PROVIDED RECORDS:
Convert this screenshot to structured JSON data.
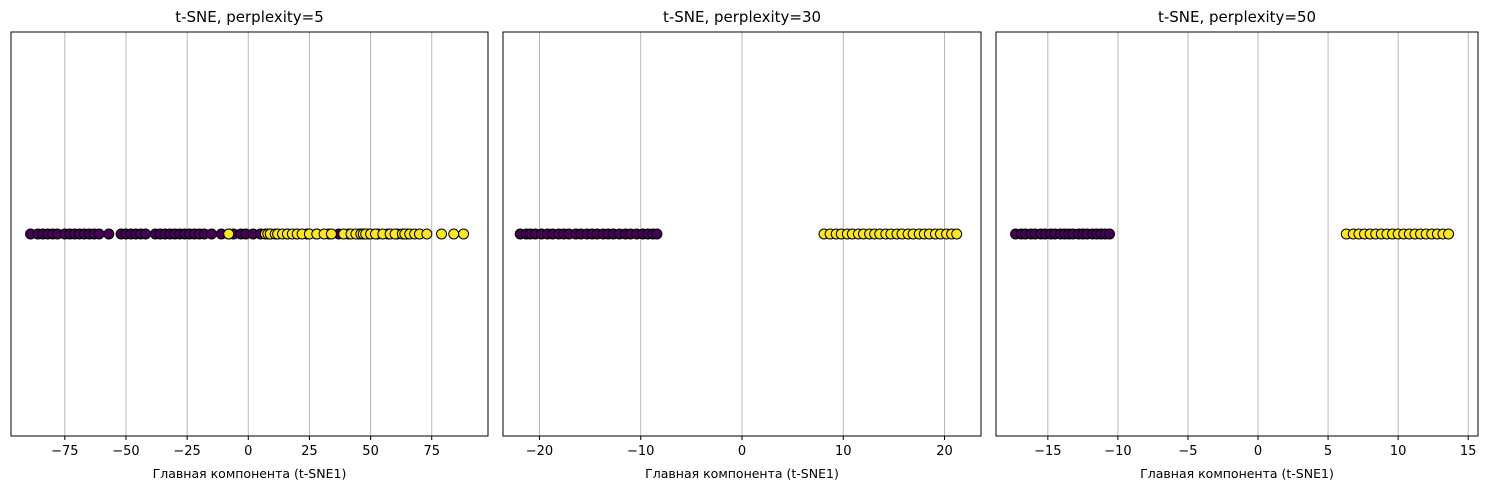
{
  "chart_data": [
    {
      "type": "scatter",
      "title": "t-SNE, perplexity=5",
      "xlabel": "Главная компонента (t-SNE1)",
      "xlim": [
        -97,
        98
      ],
      "xticks": [
        -75,
        -50,
        -25,
        0,
        25,
        50,
        75
      ],
      "xtick_labels": [
        "−75",
        "−50",
        "−25",
        "0",
        "25",
        "50",
        "75"
      ],
      "grid": "x",
      "y_value": 0,
      "series": [
        {
          "color": "#440154",
          "x": [
            -89,
            -86,
            -84,
            -82,
            -80,
            -78,
            -75,
            -73,
            -71,
            -69,
            -67,
            -65,
            -63,
            -61,
            -57,
            -52,
            -50,
            -48,
            -46,
            -44,
            -42,
            -38,
            -36,
            -34,
            -32,
            -30,
            -28,
            -26,
            -24,
            -22,
            -20,
            -18,
            -15,
            -11,
            -8,
            -6,
            -3,
            -1,
            2,
            5,
            9,
            12,
            16,
            20,
            24,
            28,
            33,
            37,
            41,
            45,
            49,
            53,
            57,
            61,
            65
          ]
        },
        {
          "color": "#fde725",
          "x": [
            -8,
            7,
            8,
            9,
            11,
            12,
            14,
            16,
            18,
            20,
            22,
            25,
            28,
            31,
            34,
            39,
            42,
            44,
            46,
            47,
            48,
            50,
            52,
            55,
            58,
            60,
            63,
            64,
            66,
            68,
            70,
            73,
            79,
            84,
            88
          ]
        }
      ]
    },
    {
      "type": "scatter",
      "title": "t-SNE, perplexity=30",
      "xlabel": "Главная компонента (t-SNE1)",
      "xlim": [
        -23.6,
        23.6
      ],
      "xticks": [
        -20,
        -10,
        0,
        10,
        20
      ],
      "xtick_labels": [
        "−20",
        "−10",
        "0",
        "10",
        "20"
      ],
      "grid": "x",
      "y_value": 0,
      "series": [
        {
          "color": "#440154",
          "x": [
            -21.9,
            -21.3,
            -20.9,
            -20.4,
            -19.8,
            -19.2,
            -18.7,
            -18.1,
            -17.6,
            -17.1,
            -16.4,
            -15.9,
            -15.3,
            -14.8,
            -14.3,
            -13.7,
            -13.2,
            -12.7,
            -12.1,
            -11.5,
            -11.0,
            -10.4,
            -9.8,
            -9.3,
            -8.8,
            -8.4
          ]
        },
        {
          "color": "#fde725",
          "x": [
            8.1,
            8.7,
            9.3,
            9.8,
            10.4,
            10.9,
            11.5,
            12.0,
            12.6,
            13.1,
            13.6,
            14.2,
            14.7,
            15.3,
            15.8,
            16.4,
            16.9,
            17.5,
            18.0,
            18.5,
            19.1,
            19.6,
            20.2,
            20.7,
            21.2
          ]
        }
      ]
    },
    {
      "type": "scatter",
      "title": "t-SNE, perplexity=50",
      "xlabel": "Главная компонента (t-SNE1)",
      "xlim": [
        -18.7,
        15.7
      ],
      "xticks": [
        -15,
        -10,
        -5,
        0,
        5,
        10,
        15
      ],
      "xtick_labels": [
        "−15",
        "−10",
        "−5",
        "0",
        "5",
        "10",
        "15"
      ],
      "grid": "x",
      "y_value": 0,
      "series": [
        {
          "color": "#440154",
          "x": [
            -17.3,
            -16.9,
            -16.6,
            -16.2,
            -15.9,
            -15.5,
            -15.2,
            -14.8,
            -14.5,
            -14.1,
            -13.8,
            -13.5,
            -13.2,
            -12.8,
            -12.5,
            -12.2,
            -11.8,
            -11.5,
            -11.2,
            -10.9,
            -10.6
          ]
        },
        {
          "color": "#fde725",
          "x": [
            6.3,
            6.8,
            7.2,
            7.6,
            8.0,
            8.4,
            8.8,
            9.2,
            9.6,
            10.0,
            10.4,
            10.8,
            11.2,
            11.6,
            12.0,
            12.4,
            12.8,
            13.2,
            13.6
          ]
        }
      ]
    }
  ]
}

AIM: Write out each entry exactly as given, omitting any picture.

THE SOLUTION:
Convert this screenshot to structured JSON data.
{
  "chart_data": [
    {
      "type": "scatter",
      "title": "t-SNE, perplexity=5",
      "xlabel": "Главная компонента (t-SNE1)",
      "xlim": [
        -97,
        98
      ],
      "xticks": [
        -75,
        -50,
        -25,
        0,
        25,
        50,
        75
      ],
      "xtick_labels": [
        "−75",
        "−50",
        "−25",
        "0",
        "25",
        "50",
        "75"
      ],
      "grid": "x",
      "y_value": 0,
      "series": [
        {
          "color": "#440154",
          "x": [
            -89,
            -86,
            -84,
            -82,
            -80,
            -78,
            -75,
            -73,
            -71,
            -69,
            -67,
            -65,
            -63,
            -61,
            -57,
            -52,
            -50,
            -48,
            -46,
            -44,
            -42,
            -38,
            -36,
            -34,
            -32,
            -30,
            -28,
            -26,
            -24,
            -22,
            -20,
            -18,
            -15,
            -11,
            -8,
            -6,
            -3,
            -1,
            2,
            5,
            9,
            12,
            16,
            20,
            24,
            28,
            33,
            37,
            41,
            45,
            49,
            53,
            57,
            61,
            65
          ]
        },
        {
          "color": "#fde725",
          "x": [
            -8,
            7,
            8,
            9,
            11,
            12,
            14,
            16,
            18,
            20,
            22,
            25,
            28,
            31,
            34,
            39,
            42,
            44,
            46,
            47,
            48,
            50,
            52,
            55,
            58,
            60,
            63,
            64,
            66,
            68,
            70,
            73,
            79,
            84,
            88
          ]
        }
      ]
    },
    {
      "type": "scatter",
      "title": "t-SNE, perplexity=30",
      "xlabel": "Главная компонента (t-SNE1)",
      "xlim": [
        -23.6,
        23.6
      ],
      "xticks": [
        -20,
        -10,
        0,
        10,
        20
      ],
      "xtick_labels": [
        "−20",
        "−10",
        "0",
        "10",
        "20"
      ],
      "grid": "x",
      "y_value": 0,
      "series": [
        {
          "color": "#440154",
          "x": [
            -21.9,
            -21.3,
            -20.9,
            -20.4,
            -19.8,
            -19.2,
            -18.7,
            -18.1,
            -17.6,
            -17.1,
            -16.4,
            -15.9,
            -15.3,
            -14.8,
            -14.3,
            -13.7,
            -13.2,
            -12.7,
            -12.1,
            -11.5,
            -11.0,
            -10.4,
            -9.8,
            -9.3,
            -8.8,
            -8.4
          ]
        },
        {
          "color": "#fde725",
          "x": [
            8.1,
            8.7,
            9.3,
            9.8,
            10.4,
            10.9,
            11.5,
            12.0,
            12.6,
            13.1,
            13.6,
            14.2,
            14.7,
            15.3,
            15.8,
            16.4,
            16.9,
            17.5,
            18.0,
            18.5,
            19.1,
            19.6,
            20.2,
            20.7,
            21.2
          ]
        }
      ]
    },
    {
      "type": "scatter",
      "title": "t-SNE, perplexity=50",
      "xlabel": "Главная компонента (t-SNE1)",
      "xlim": [
        -18.7,
        15.7
      ],
      "xticks": [
        -15,
        -10,
        -5,
        0,
        5,
        10,
        15
      ],
      "xtick_labels": [
        "−15",
        "−10",
        "−5",
        "0",
        "5",
        "10",
        "15"
      ],
      "grid": "x",
      "y_value": 0,
      "series": [
        {
          "color": "#440154",
          "x": [
            -17.3,
            -16.9,
            -16.6,
            -16.2,
            -15.9,
            -15.5,
            -15.2,
            -14.8,
            -14.5,
            -14.1,
            -13.8,
            -13.5,
            -13.2,
            -12.8,
            -12.5,
            -12.2,
            -11.8,
            -11.5,
            -11.2,
            -10.9,
            -10.6
          ]
        },
        {
          "color": "#fde725",
          "x": [
            6.3,
            6.8,
            7.2,
            7.6,
            8.0,
            8.4,
            8.8,
            9.2,
            9.6,
            10.0,
            10.4,
            10.8,
            11.2,
            11.6,
            12.0,
            12.4,
            12.8,
            13.2,
            13.6
          ]
        }
      ]
    }
  ]
}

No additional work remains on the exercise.